#### Challenge:
Please retype every line of the listing below without any changes, leaving out the pictures.

-- Supplied data start --

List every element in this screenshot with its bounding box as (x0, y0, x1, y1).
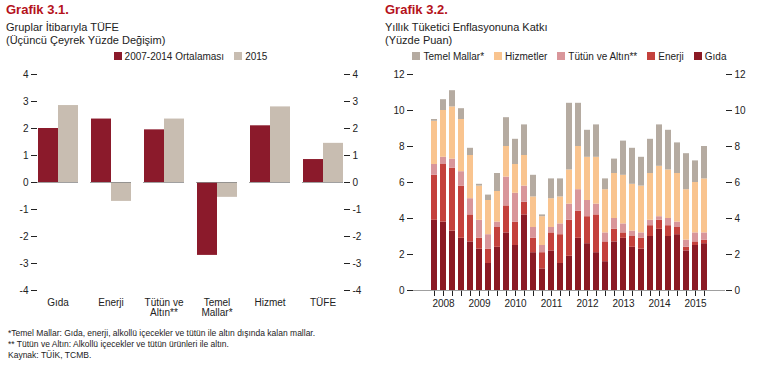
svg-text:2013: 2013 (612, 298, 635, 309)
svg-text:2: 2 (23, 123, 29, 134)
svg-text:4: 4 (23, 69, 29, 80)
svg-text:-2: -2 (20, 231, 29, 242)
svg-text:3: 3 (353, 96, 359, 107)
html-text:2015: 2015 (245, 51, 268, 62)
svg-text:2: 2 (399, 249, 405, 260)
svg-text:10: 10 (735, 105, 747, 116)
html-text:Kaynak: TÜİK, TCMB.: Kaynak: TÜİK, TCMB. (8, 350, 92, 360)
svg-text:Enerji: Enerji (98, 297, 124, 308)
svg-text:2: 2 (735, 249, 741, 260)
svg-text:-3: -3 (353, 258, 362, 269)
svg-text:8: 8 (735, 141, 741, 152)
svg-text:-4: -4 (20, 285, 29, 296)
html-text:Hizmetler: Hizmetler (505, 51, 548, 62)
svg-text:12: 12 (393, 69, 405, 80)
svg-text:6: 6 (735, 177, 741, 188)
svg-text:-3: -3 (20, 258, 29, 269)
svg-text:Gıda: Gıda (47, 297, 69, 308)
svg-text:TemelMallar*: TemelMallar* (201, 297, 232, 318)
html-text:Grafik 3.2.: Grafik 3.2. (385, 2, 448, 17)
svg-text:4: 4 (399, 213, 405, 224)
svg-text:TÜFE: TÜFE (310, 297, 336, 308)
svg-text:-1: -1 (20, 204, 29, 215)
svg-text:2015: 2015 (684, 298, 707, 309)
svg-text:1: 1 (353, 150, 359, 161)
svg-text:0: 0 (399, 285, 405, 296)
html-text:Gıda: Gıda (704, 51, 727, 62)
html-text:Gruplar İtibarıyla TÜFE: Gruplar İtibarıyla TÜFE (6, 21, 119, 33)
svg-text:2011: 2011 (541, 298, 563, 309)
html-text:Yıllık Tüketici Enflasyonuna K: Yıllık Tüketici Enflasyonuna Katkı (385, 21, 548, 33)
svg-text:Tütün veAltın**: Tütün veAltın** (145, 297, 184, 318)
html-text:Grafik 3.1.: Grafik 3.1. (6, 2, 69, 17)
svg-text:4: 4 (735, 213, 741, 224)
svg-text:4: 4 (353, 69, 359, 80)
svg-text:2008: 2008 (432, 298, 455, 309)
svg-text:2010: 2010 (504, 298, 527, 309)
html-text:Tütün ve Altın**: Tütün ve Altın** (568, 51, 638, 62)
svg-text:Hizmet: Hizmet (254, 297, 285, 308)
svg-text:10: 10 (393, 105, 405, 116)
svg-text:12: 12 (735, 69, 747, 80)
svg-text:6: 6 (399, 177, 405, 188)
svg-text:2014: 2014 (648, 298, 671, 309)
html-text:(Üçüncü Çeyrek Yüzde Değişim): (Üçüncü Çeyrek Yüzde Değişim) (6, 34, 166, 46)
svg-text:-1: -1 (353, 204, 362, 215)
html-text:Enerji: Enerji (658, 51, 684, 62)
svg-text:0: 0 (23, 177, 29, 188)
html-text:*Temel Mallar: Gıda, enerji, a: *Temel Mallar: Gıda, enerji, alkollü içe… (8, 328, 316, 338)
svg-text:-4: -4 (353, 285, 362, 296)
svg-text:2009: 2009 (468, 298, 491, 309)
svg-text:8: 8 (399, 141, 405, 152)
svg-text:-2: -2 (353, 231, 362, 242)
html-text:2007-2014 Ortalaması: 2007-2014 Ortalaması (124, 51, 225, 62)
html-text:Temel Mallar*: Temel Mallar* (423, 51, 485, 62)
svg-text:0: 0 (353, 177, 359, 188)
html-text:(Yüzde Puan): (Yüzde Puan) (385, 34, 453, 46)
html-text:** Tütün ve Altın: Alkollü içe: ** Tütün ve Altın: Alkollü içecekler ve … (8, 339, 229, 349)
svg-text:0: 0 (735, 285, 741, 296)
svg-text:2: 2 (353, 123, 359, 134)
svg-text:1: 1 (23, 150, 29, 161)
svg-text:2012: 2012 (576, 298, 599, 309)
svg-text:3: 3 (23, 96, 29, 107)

-- Supplied data end --

#### Correct result:
List every element in this screenshot with its bounding box as (x0, y0, x1, y1).
svg-text:2013: 2013 (612, 298, 635, 309)
svg-text:2: 2 (23, 123, 29, 134)
svg-text:4: 4 (23, 69, 29, 80)
svg-text:-2: -2 (20, 231, 29, 242)
svg-text:3: 3 (353, 96, 359, 107)
html-text:2015: 2015 (245, 51, 268, 62)
svg-text:2: 2 (399, 249, 405, 260)
svg-text:10: 10 (735, 105, 747, 116)
html-text:Kaynak: TÜİK, TCMB.: Kaynak: TÜİK, TCMB. (8, 350, 92, 360)
svg-text:Enerji: Enerji (98, 297, 124, 308)
svg-text:2: 2 (735, 249, 741, 260)
svg-text:-3: -3 (353, 258, 362, 269)
svg-text:8: 8 (735, 141, 741, 152)
svg-text:-4: -4 (20, 285, 29, 296)
html-text:Hizmetler: Hizmetler (505, 51, 548, 62)
svg-text:12: 12 (393, 69, 405, 80)
svg-text:6: 6 (735, 177, 741, 188)
svg-text:-3: -3 (20, 258, 29, 269)
svg-text:Gıda: Gıda (47, 297, 69, 308)
svg-text:TemelMallar*: TemelMallar* (201, 297, 232, 318)
html-text:Grafik 3.2.: Grafik 3.2. (385, 2, 448, 17)
svg-text:4: 4 (399, 213, 405, 224)
svg-text:TÜFE: TÜFE (310, 297, 336, 308)
svg-text:-1: -1 (20, 204, 29, 215)
svg-text:2015: 2015 (684, 298, 707, 309)
svg-text:1: 1 (353, 150, 359, 161)
svg-text:0: 0 (399, 285, 405, 296)
html-text:Gıda: Gıda (704, 51, 727, 62)
html-text:Gruplar İtibarıyla TÜFE: Gruplar İtibarıyla TÜFE (6, 21, 119, 33)
svg-text:2011: 2011 (541, 298, 563, 309)
html-text:Yıllık Tüketici Enflasyonuna K: Yıllık Tüketici Enflasyonuna Katkı (385, 21, 548, 33)
svg-text:Tütün veAltın**: Tütün veAltın** (145, 297, 184, 318)
html-text:Grafik 3.1.: Grafik 3.1. (6, 2, 69, 17)
svg-text:4: 4 (735, 213, 741, 224)
svg-text:4: 4 (353, 69, 359, 80)
svg-text:2008: 2008 (432, 298, 455, 309)
svg-text:2010: 2010 (504, 298, 527, 309)
html-text:Tütün ve Altın**: Tütün ve Altın** (568, 51, 638, 62)
svg-text:Hizmet: Hizmet (254, 297, 285, 308)
svg-text:10: 10 (393, 105, 405, 116)
svg-text:12: 12 (735, 69, 747, 80)
svg-text:6: 6 (399, 177, 405, 188)
svg-text:2014: 2014 (648, 298, 671, 309)
html-text:(Üçüncü Çeyrek Yüzde Değişim): (Üçüncü Çeyrek Yüzde Değişim) (6, 34, 166, 46)
svg-text:-1: -1 (353, 204, 362, 215)
html-text:Enerji: Enerji (658, 51, 684, 62)
svg-text:0: 0 (23, 177, 29, 188)
html-text:*Temel Mallar: Gıda, enerji, a: *Temel Mallar: Gıda, enerji, alkollü içe… (8, 328, 316, 338)
svg-text:-4: -4 (353, 285, 362, 296)
svg-text:2009: 2009 (468, 298, 491, 309)
svg-text:8: 8 (399, 141, 405, 152)
svg-text:-2: -2 (353, 231, 362, 242)
html-text:2007-2014 Ortalaması: 2007-2014 Ortalaması (124, 51, 225, 62)
html-text:Temel Mallar*: Temel Mallar* (423, 51, 485, 62)
svg-text:0: 0 (353, 177, 359, 188)
html-text:(Yüzde Puan): (Yüzde Puan) (385, 34, 453, 46)
html-text:** Tütün ve Altın: Alkollü içe: ** Tütün ve Altın: Alkollü içecekler ve … (8, 339, 229, 349)
svg-text:0: 0 (735, 285, 741, 296)
svg-text:2: 2 (353, 123, 359, 134)
svg-text:1: 1 (23, 150, 29, 161)
svg-text:2012: 2012 (576, 298, 599, 309)
svg-text:3: 3 (23, 96, 29, 107)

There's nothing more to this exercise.